## Collected data entries

::::

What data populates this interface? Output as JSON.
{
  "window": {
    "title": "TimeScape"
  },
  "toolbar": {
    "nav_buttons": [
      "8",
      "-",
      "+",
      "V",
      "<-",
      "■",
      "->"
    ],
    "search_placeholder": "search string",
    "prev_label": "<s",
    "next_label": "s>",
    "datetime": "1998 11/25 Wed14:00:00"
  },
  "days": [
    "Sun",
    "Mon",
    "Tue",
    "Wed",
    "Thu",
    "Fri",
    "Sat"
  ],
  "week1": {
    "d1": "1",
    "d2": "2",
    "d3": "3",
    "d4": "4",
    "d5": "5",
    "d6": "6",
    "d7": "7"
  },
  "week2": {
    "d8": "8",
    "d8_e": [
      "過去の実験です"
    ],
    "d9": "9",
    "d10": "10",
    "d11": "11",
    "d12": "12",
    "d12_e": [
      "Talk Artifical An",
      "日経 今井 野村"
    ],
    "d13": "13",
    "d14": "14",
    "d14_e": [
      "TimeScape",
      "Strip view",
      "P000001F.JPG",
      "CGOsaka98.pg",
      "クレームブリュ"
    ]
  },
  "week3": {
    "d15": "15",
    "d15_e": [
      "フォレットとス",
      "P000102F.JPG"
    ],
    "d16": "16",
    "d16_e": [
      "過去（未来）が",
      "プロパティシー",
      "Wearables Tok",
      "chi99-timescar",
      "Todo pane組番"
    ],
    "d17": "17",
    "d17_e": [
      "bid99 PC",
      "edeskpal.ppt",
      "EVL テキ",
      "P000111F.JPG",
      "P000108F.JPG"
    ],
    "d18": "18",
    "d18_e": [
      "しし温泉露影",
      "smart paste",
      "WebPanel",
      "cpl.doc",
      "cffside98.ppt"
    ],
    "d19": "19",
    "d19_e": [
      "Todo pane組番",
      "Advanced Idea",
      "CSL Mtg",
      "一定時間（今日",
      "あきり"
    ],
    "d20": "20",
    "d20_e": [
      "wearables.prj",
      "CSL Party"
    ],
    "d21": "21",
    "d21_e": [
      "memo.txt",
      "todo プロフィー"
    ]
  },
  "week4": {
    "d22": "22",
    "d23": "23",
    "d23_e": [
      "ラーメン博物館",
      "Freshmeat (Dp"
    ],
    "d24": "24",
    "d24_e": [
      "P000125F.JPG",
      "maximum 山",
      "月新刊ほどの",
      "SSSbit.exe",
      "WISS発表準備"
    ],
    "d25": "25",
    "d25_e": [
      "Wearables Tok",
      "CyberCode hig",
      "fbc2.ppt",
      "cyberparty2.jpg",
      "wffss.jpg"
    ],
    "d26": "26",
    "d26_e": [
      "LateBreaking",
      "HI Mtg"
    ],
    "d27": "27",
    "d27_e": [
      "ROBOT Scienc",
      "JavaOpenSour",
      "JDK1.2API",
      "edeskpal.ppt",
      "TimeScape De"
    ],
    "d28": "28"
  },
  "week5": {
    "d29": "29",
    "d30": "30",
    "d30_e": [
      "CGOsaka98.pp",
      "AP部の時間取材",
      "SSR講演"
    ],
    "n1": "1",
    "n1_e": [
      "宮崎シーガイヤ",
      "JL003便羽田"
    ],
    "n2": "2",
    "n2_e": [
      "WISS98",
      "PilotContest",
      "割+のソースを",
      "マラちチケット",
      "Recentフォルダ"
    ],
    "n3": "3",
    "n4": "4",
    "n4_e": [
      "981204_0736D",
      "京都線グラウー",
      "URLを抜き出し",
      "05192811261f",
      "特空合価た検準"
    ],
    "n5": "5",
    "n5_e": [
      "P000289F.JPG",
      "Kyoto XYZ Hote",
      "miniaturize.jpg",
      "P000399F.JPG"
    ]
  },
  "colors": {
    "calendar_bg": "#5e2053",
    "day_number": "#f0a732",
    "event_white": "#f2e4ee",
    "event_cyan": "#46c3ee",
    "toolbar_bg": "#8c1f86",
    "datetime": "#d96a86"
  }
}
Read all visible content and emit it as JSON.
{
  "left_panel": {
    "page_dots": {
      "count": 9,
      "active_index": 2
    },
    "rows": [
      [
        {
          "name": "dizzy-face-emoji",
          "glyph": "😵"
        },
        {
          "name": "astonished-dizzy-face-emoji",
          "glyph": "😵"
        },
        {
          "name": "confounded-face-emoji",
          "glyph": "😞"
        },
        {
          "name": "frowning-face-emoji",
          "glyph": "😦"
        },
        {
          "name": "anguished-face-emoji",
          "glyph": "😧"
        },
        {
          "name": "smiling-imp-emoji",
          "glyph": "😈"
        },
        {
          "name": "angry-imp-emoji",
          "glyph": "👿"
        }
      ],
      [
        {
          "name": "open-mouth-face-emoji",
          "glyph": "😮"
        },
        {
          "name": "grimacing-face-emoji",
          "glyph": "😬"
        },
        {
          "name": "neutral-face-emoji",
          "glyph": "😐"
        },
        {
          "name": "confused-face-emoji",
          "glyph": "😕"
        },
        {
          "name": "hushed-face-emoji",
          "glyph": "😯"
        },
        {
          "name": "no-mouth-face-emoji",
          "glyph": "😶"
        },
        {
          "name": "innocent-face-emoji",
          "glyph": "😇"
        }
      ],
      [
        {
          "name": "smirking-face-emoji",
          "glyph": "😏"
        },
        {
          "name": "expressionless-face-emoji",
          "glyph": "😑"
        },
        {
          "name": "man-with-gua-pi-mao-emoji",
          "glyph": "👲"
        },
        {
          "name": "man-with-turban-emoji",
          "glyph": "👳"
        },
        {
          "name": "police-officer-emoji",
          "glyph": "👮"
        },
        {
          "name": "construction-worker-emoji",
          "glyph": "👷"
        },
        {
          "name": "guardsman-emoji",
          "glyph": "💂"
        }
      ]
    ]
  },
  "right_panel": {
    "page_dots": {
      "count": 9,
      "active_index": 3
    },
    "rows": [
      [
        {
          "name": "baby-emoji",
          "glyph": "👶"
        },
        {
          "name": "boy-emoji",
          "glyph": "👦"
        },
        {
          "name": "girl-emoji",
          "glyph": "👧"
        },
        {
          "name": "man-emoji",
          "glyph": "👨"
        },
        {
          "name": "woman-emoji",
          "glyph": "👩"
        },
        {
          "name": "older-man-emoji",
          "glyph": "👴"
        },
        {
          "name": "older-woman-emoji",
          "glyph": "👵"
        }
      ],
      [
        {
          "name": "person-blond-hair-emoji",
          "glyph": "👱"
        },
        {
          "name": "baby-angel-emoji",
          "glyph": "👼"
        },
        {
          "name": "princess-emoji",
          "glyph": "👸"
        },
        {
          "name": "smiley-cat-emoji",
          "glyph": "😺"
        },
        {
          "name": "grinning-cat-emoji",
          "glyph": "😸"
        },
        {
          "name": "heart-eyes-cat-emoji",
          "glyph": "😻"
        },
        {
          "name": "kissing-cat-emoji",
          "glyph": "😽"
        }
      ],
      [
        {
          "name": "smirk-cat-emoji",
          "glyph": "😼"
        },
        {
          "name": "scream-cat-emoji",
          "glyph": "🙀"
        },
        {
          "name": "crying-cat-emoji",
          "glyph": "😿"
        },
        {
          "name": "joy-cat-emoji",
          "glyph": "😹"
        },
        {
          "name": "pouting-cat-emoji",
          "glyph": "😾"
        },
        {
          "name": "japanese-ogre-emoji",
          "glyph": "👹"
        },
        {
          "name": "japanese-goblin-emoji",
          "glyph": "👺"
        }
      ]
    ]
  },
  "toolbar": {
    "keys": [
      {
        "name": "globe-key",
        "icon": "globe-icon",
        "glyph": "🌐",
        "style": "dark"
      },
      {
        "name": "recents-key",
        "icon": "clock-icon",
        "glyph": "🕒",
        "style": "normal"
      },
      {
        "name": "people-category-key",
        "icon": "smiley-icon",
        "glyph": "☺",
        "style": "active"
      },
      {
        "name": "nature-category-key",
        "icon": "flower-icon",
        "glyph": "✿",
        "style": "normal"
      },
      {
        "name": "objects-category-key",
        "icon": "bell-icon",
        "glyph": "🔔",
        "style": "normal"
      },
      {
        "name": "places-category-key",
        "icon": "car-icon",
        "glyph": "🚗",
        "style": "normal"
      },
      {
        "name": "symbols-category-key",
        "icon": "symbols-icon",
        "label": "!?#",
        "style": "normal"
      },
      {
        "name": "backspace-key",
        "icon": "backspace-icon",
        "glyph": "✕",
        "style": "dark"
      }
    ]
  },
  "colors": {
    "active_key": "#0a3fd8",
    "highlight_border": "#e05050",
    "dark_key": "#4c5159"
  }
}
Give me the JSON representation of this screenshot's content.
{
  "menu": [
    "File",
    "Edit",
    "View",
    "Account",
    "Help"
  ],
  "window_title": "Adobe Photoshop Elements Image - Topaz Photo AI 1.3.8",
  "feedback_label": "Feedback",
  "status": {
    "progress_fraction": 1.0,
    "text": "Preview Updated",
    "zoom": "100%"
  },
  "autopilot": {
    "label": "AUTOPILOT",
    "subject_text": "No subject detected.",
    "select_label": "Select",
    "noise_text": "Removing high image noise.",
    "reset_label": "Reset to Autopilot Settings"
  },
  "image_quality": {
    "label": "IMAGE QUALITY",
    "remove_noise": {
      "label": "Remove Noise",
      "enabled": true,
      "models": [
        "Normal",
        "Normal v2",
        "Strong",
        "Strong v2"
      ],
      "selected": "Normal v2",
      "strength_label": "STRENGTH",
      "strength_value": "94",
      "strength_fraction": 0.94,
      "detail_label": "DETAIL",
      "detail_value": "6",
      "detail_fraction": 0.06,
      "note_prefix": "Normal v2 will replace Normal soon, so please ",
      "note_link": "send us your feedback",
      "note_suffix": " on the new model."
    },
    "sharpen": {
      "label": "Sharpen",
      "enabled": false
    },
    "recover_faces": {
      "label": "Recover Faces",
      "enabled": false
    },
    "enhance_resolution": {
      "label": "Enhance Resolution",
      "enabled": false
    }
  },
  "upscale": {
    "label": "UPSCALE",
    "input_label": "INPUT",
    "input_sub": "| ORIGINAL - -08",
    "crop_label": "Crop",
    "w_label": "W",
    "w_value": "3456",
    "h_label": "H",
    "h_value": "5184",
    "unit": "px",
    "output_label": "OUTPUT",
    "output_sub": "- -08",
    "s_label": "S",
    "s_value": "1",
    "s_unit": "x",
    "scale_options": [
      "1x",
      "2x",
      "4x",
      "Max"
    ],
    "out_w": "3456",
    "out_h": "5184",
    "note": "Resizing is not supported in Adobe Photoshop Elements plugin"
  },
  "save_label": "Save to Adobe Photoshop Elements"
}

::::

## Your task
Provide the count, and nothing else, of lines in the data above where the word "icon" occurs.

## Exercise response
8